→ **What you need to do**
Extract the complete listing and repeat it word for word.

## start

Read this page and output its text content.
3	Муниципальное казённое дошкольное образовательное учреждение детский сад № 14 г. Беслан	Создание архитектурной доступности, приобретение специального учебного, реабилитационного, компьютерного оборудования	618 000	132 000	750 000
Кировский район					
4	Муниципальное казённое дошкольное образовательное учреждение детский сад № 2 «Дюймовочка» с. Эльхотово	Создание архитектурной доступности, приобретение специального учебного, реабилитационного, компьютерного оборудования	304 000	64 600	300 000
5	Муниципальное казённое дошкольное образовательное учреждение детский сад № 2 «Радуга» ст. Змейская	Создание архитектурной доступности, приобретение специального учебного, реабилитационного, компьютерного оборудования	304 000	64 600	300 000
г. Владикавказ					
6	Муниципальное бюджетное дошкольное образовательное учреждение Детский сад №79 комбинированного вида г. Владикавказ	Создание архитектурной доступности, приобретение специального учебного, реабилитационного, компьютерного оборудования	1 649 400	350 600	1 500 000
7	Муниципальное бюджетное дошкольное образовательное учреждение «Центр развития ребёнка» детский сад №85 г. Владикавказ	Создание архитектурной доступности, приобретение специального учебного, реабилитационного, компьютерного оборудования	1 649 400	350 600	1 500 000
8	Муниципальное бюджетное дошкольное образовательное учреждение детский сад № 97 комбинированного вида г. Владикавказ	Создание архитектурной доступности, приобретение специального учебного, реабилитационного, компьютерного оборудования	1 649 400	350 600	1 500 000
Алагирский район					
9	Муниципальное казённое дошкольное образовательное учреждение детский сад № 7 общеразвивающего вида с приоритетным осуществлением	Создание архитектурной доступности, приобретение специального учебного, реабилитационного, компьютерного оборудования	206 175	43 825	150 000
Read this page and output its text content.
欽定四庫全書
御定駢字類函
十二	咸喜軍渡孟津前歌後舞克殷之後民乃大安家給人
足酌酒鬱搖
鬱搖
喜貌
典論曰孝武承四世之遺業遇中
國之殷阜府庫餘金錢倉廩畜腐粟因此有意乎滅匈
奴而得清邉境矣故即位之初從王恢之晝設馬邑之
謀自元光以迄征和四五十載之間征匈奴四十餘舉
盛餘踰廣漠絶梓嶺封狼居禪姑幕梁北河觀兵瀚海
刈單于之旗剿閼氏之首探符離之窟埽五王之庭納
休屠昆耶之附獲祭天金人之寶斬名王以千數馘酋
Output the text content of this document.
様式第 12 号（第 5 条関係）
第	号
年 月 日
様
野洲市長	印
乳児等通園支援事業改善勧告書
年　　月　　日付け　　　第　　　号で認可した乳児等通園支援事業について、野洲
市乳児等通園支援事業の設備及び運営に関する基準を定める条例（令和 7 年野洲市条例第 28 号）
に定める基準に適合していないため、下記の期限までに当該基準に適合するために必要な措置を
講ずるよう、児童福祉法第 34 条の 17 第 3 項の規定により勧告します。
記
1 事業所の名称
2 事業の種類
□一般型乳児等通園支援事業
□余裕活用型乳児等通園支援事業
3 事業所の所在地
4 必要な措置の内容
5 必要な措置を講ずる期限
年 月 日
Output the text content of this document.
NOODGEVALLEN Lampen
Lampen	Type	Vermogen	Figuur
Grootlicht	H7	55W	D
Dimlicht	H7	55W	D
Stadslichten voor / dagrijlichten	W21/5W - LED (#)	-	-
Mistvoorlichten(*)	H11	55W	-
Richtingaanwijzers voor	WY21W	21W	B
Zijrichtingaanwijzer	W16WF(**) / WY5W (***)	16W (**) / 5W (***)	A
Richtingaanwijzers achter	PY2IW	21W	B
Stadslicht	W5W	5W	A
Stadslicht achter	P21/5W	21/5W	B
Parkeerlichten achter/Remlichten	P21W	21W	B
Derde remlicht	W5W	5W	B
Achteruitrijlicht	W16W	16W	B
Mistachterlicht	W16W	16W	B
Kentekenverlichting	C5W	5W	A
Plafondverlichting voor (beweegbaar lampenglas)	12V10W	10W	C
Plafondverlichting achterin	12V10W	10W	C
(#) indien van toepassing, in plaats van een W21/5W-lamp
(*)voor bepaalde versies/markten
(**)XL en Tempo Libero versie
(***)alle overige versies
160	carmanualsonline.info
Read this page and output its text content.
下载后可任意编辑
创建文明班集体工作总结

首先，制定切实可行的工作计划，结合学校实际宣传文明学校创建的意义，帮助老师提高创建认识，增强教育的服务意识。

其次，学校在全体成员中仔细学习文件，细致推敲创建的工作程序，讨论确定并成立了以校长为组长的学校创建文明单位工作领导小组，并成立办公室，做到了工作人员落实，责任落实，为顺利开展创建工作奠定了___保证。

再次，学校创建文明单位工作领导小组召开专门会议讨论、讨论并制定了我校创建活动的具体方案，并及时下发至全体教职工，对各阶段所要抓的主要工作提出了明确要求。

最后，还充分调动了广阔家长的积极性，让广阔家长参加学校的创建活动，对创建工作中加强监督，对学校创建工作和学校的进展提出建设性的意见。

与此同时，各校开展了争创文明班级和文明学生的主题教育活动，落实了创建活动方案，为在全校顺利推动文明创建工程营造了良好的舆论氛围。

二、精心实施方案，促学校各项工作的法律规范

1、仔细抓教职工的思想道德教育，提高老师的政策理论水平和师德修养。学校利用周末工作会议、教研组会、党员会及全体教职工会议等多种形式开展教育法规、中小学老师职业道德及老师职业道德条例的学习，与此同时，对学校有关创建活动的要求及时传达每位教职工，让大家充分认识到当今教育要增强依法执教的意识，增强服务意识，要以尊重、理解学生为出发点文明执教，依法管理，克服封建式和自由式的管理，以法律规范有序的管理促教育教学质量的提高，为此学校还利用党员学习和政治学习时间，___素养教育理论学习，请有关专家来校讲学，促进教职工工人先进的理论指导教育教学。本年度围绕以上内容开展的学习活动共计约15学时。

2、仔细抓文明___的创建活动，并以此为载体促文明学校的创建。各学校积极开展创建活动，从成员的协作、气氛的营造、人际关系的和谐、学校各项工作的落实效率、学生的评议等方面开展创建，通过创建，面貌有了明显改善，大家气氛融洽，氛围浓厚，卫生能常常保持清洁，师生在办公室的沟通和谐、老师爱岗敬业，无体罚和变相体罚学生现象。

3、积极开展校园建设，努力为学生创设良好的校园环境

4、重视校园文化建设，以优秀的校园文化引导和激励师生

## end

→ **Result**
Read this page and output its text content.
3	Муниципальное казённое дошкольное образовательное учреждение детский сад № 14 г. Беслан	Создание архитектурной доступности, приобретение специального учебного, реабилитационного, компьютерного оборудования	618 000	132 000	750 000
Кировский район					
4	Муниципальное казённое дошкольное образовательное учреждение детский сад № 2 «Дюймовочка» с. Эльхотово	Создание архитектурной доступности, приобретение специального учебного, реабилитационного, компьютерного оборудования	304 000	64 600	300 000
5	Муниципальное казённое дошкольное образовательное учреждение детский сад № 2 «Радуга» ст. Змейская	Создание архитектурной доступности, приобретение специального учебного, реабилитационного, компьютерного оборудования	304 000	64 600	300 000
г. Владикавказ					
6	Муниципальное бюджетное дошкольное образовательное учреждение Детский сад №79 комбинированного вида г. Владикавказ	Создание архитектурной доступности, приобретение специального учебного, реабилитационного, компьютерного оборудования	1 649 400	350 600	1 500 000
7	Муниципальное бюджетное дошкольное образовательное учреждение «Центр развития ребёнка» детский сад №85 г. Владикавказ	Создание архитектурной доступности, приобретение специального учебного, реабилитационного, компьютерного оборудования	1 649 400	350 600	1 500 000
8	Муниципальное бюджетное дошкольное образовательное учреждение детский сад № 97 комбинированного вида г. Владикавказ	Создание архитектурной доступности, приобретение специального учебного, реабилитационного, компьютерного оборудования	1 649 400	350 600	1 500 000
Алагирский район					
9	Муниципальное казённое дошкольное образовательное учреждение детский сад № 7 общеразвивающего вида с приоритетным осуществлением	Создание архитектурной доступности, приобретение специального учебного, реабилитационного, компьютерного оборудования	206 175	43 825	150 000
Read this page and output its text content.
欽定四庫全書
御定駢字類函
十二	咸喜軍渡孟津前歌後舞克殷之後民乃大安家給人
足酌酒鬱搖
鬱搖
喜貌
典論曰孝武承四世之遺業遇中
國之殷阜府庫餘金錢倉廩畜腐粟因此有意乎滅匈
奴而得清邉境矣故即位之初從王恢之晝設馬邑之
謀自元光以迄征和四五十載之間征匈奴四十餘舉
盛餘踰廣漠絶梓嶺封狼居禪姑幕梁北河觀兵瀚海
刈單于之旗剿閼氏之首探符離之窟埽五王之庭納
休屠昆耶之附獲祭天金人之寶斬名王以千數馘酋
Output the text content of this document.
様式第 12 号（第 5 条関係）
第	号
年 月 日
様
野洲市長	印
乳児等通園支援事業改善勧告書
年　　月　　日付け　　　第　　　号で認可した乳児等通園支援事業について、野洲
市乳児等通園支援事業の設備及び運営に関する基準を定める条例（令和 7 年野洲市条例第 28 号）
に定める基準に適合していないため、下記の期限までに当該基準に適合するために必要な措置を
講ずるよう、児童福祉法第 34 条の 17 第 3 項の規定により勧告します。
記
1 事業所の名称
2 事業の種類
□一般型乳児等通園支援事業
□余裕活用型乳児等通園支援事業
3 事業所の所在地
4 必要な措置の内容
5 必要な措置を講ずる期限
年 月 日
Output the text content of this document.
NOODGEVALLEN Lampen
Lampen	Type	Vermogen	Figuur
Grootlicht	H7	55W	D
Dimlicht	H7	55W	D
Stadslichten voor / dagrijlichten	W21/5W - LED (#)	-	-
Mistvoorlichten(*)	H11	55W	-
Richtingaanwijzers voor	WY21W	21W	B
Zijrichtingaanwijzer	W16WF(**) / WY5W (***)	16W (**) / 5W (***)	A
Richtingaanwijzers achter	PY2IW	21W	B
Stadslicht	W5W	5W	A
Stadslicht achter	P21/5W	21/5W	B
Parkeerlichten achter/Remlichten	P21W	21W	B
Derde remlicht	W5W	5W	B
Achteruitrijlicht	W16W	16W	B
Mistachterlicht	W16W	16W	B
Kentekenverlichting	C5W	5W	A
Plafondverlichting voor (beweegbaar lampenglas)	12V10W	10W	C
Plafondverlichting achterin	12V10W	10W	C
(#) indien van toepassing, in plaats van een W21/5W-lamp
(*)voor bepaalde versies/markten
(**)XL en Tempo Libero versie
(***)alle overige versies
160	carmanualsonline.info
Read this page and output its text content.
下载后可任意编辑
创建文明班集体工作总结

首先，制定切实可行的工作计划，结合学校实际宣传文明学校创建的意义，帮助老师提高创建认识，增强教育的服务意识。

其次，学校在全体成员中仔细学习文件，细致推敲创建的工作程序，讨论确定并成立了以校长为组长的学校创建文明单位工作领导小组，并成立办公室，做到了工作人员落实，责任落实，为顺利开展创建工作奠定了___保证。

再次，学校创建文明单位工作领导小组召开专门会议讨论、讨论并制定了我校创建活动的具体方案，并及时下发至全体教职工，对各阶段所要抓的主要工作提出了明确要求。

最后，还充分调动了广阔家长的积极性，让广阔家长参加学校的创建活动，对创建工作中加强监督，对学校创建工作和学校的进展提出建设性的意见。

与此同时，各校开展了争创文明班级和文明学生的主题教育活动，落实了创建活动方案，为在全校顺利推动文明创建工程营造了良好的舆论氛围。

二、精心实施方案，促学校各项工作的法律规范

1、仔细抓教职工的思想道德教育，提高老师的政策理论水平和师德修养。学校利用周末工作会议、教研组会、党员会及全体教职工会议等多种形式开展教育法规、中小学老师职业道德及老师职业道德条例的学习，与此同时，对学校有关创建活动的要求及时传达每位教职工，让大家充分认识到当今教育要增强依法执教的意识，增强服务意识，要以尊重、理解学生为出发点文明执教，依法管理，克服封建式和自由式的管理，以法律规范有序的管理促教育教学质量的提高，为此学校还利用党员学习和政治学习时间，___素养教育理论学习，请有关专家来校讲学，促进教职工工人先进的理论指导教育教学。本年度围绕以上内容开展的学习活动共计约15学时。

2、仔细抓文明___的创建活动，并以此为载体促文明学校的创建。各学校积极开展创建活动，从成员的协作、气氛的营造、人际关系的和谐、学校各项工作的落实效率、学生的评议等方面开展创建，通过创建，面貌有了明显改善，大家气氛融洽，氛围浓厚，卫生能常常保持清洁，师生在办公室的沟通和谐、老师爱岗敬业，无体罚和变相体罚学生现象。

3、积极开展校园建设，努力为学生创设良好的校园环境

4、重视校园文化建设，以优秀的校园文化引导和激励师生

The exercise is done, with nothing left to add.